**WHAT YOU ARE ASKED TO DO**. Spot each line in the records below where the word "scroll" occurs, then copy it.

**DATA SECTION**.
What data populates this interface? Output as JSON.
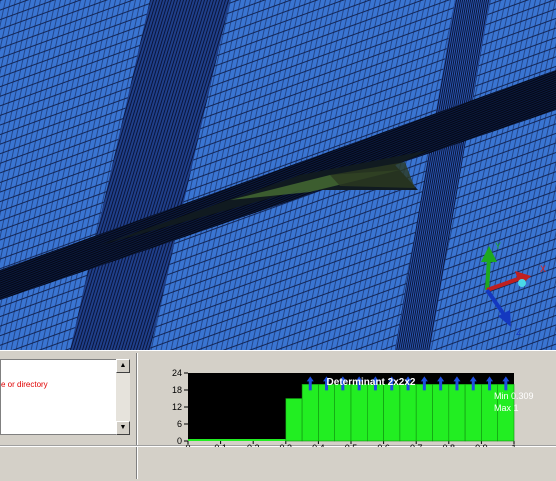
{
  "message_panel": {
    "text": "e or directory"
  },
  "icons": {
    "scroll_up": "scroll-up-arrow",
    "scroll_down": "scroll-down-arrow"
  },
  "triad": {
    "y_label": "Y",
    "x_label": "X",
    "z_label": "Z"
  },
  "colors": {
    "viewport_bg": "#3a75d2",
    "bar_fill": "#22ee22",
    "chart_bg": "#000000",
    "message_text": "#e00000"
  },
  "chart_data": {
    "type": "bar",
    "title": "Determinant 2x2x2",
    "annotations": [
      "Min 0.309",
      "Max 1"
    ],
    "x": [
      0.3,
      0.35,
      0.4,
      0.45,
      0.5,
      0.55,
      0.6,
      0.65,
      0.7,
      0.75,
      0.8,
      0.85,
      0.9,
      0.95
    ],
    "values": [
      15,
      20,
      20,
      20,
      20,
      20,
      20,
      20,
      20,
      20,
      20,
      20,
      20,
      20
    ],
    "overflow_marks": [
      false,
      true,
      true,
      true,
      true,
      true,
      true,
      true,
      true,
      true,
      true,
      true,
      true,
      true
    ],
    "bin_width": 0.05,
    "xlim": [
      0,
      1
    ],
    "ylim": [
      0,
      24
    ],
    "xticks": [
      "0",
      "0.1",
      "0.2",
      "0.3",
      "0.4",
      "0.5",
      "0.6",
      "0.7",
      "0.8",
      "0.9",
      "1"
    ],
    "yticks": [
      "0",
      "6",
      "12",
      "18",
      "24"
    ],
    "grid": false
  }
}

**FINISHED ANSWER**.
    "scroll_up": "scroll-up-arrow",
    "scroll_down": "scroll-down-arrow"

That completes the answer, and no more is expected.